**OBJECTIF A:** Restituez sans aucune modification les enregistrements, de leur toute première ligne jusqu'à la ligne contenant "goals-row bbox=[88, 167, 708, 245]", cette dernière incluse.

Homélie du 2 novembre 2008



[ Sagesse 3, 1-8 ] ; [ Psaume 26 ] ; [ Romain 8, 35-39 ] ; [ Luc 12, 35-40 ].

Hier, nous fêtions la Toussaint, aujourd'hui c'est le jour des défunts. Ce sont des journées propices aux retours en arrière, nous faisons mémoire de ceux qui nous ont quittés, il y a peu, de ceux qui nous ont quittés il y a plus longtemps, de ceux que nous n'avons pas connu, mais qui font partis de nos racines familiales. Nous portons leur nom, leur vie, nous transmettons aux plus jeunes notre histoire qui est aussi la leur.

Sans cette histoire, sans ces racines, que serait leur avenir ? Comment écrire une vie, si le passé n'est fait que de pages blanches ? Ceux qui n'ont pas d'histoire, s'en invente une, ceux qui n'ont pas de racines s'accroche tant bien que mal à ceux qui en ont, au moins le temps pour qu'eux mêmes forge cette histoire sur laquelle s'appuiront leur propres enfants.

Ces jours sont propices à une certaine nostalgie.

Notre regard se porte sur un passé qui se nimbe d'une lumière parfois chaleureuse, parfois douloureuse, mais jamais totalement réelle. Notre vie est passé par là, et à, bien souvent, sans même que l'on s'en aperçoive, réécrit ce qui a fait ces jours passé.

La tentation pourrait être grande, de nous arrêter au cœur de cet album photo au ton sépia. Hier était meilleur, ou pour citer Guy Beart, « l'avenir c'était plus beau hier, l'avenir aujourd'hui... ».



S'arrêter aujourd'hui à la page d'hier... Curieux paradoxe temporel... Curieuse façon d'entrer dans cette attente active, inventive, joyeuse, dont nous parle le Christ !

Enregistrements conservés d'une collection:
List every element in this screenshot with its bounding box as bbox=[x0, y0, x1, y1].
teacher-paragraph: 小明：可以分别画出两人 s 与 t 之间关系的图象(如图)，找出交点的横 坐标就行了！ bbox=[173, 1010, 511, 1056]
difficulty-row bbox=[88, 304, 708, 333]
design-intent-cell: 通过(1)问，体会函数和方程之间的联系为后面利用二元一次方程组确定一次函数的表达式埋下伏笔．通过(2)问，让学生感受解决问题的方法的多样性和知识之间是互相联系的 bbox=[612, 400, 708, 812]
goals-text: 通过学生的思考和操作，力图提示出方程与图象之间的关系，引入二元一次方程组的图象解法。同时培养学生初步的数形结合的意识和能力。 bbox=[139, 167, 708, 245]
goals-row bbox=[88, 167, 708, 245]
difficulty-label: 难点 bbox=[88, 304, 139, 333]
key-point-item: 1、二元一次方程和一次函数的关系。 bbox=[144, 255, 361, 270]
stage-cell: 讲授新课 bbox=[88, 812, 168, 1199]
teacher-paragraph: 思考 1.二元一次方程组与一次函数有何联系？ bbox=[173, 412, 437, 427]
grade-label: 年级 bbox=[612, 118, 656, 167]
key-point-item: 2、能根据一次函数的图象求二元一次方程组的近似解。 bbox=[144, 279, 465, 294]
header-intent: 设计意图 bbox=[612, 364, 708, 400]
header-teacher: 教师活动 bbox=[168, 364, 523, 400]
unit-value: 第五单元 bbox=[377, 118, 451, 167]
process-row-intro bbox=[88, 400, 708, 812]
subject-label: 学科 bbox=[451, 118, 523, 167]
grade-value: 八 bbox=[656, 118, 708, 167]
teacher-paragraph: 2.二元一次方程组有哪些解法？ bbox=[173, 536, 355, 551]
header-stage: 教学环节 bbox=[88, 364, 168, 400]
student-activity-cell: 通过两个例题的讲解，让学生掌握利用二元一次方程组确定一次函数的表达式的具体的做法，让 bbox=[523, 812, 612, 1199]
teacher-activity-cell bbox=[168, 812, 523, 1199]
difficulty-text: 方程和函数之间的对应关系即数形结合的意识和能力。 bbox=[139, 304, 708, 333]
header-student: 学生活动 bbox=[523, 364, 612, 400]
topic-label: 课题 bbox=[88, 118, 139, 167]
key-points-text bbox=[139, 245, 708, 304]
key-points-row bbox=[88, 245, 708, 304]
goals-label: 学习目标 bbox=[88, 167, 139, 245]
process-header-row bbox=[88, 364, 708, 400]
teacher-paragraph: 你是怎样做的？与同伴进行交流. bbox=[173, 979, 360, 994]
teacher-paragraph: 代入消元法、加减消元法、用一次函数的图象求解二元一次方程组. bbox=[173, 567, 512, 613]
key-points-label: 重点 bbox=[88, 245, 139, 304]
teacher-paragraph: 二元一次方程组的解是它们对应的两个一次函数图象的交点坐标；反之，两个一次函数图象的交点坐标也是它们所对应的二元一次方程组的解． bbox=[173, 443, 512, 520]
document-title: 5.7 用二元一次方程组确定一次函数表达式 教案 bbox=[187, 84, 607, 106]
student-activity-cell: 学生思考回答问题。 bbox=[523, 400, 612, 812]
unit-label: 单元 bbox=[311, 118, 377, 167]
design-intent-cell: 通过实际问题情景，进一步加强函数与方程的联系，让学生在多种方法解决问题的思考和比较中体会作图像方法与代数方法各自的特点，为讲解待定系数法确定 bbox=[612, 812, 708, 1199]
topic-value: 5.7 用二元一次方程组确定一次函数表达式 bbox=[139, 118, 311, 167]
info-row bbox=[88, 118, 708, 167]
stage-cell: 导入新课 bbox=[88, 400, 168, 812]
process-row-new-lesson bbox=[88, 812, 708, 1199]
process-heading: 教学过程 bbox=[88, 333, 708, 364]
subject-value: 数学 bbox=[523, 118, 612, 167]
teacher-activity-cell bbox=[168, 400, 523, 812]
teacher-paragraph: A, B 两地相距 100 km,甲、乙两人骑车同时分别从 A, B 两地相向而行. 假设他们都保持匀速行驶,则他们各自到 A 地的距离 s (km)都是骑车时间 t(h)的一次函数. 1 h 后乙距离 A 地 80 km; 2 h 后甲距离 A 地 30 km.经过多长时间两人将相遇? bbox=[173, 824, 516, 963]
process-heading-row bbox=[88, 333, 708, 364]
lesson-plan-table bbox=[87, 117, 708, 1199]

**OBJECTIF B:** Recopiez fidèlement le passage de l'homélie qui commence aux mots "Ces jours sont" et s'arrête après les mots "ces jours passé.".

**RÉPONSE ATTENDUE A:**
List every element in this screenshot with its bounding box as bbox=[x0, y0, x1, y1].
teacher-paragraph: 小明：可以分别画出两人 s 与 t 之间关系的图象(如图)，找出交点的横 坐标就行了！ bbox=[173, 1010, 511, 1056]
difficulty-row bbox=[88, 304, 708, 333]
design-intent-cell: 通过(1)问，体会函数和方程之间的联系为后面利用二元一次方程组确定一次函数的表达式埋下伏笔．通过(2)问，让学生感受解决问题的方法的多样性和知识之间是互相联系的 bbox=[612, 400, 708, 812]
goals-text: 通过学生的思考和操作，力图提示出方程与图象之间的关系，引入二元一次方程组的图象解法。同时培养学生初步的数形结合的意识和能力。 bbox=[139, 167, 708, 245]
goals-row bbox=[88, 167, 708, 245]

**RÉPONSE ATTENDUE B:**
Ces jours sont propices à une certaine nostalgie.

Notre regard se porte sur un passé qui se nimbe d'une lumière parfois chaleureuse, parfois douloureuse, mais jamais totalement réelle. Notre vie est passé par là, et à, bien souvent, sans même que l'on s'en aperçoive, réécrit ce qui a fait ces jours passé.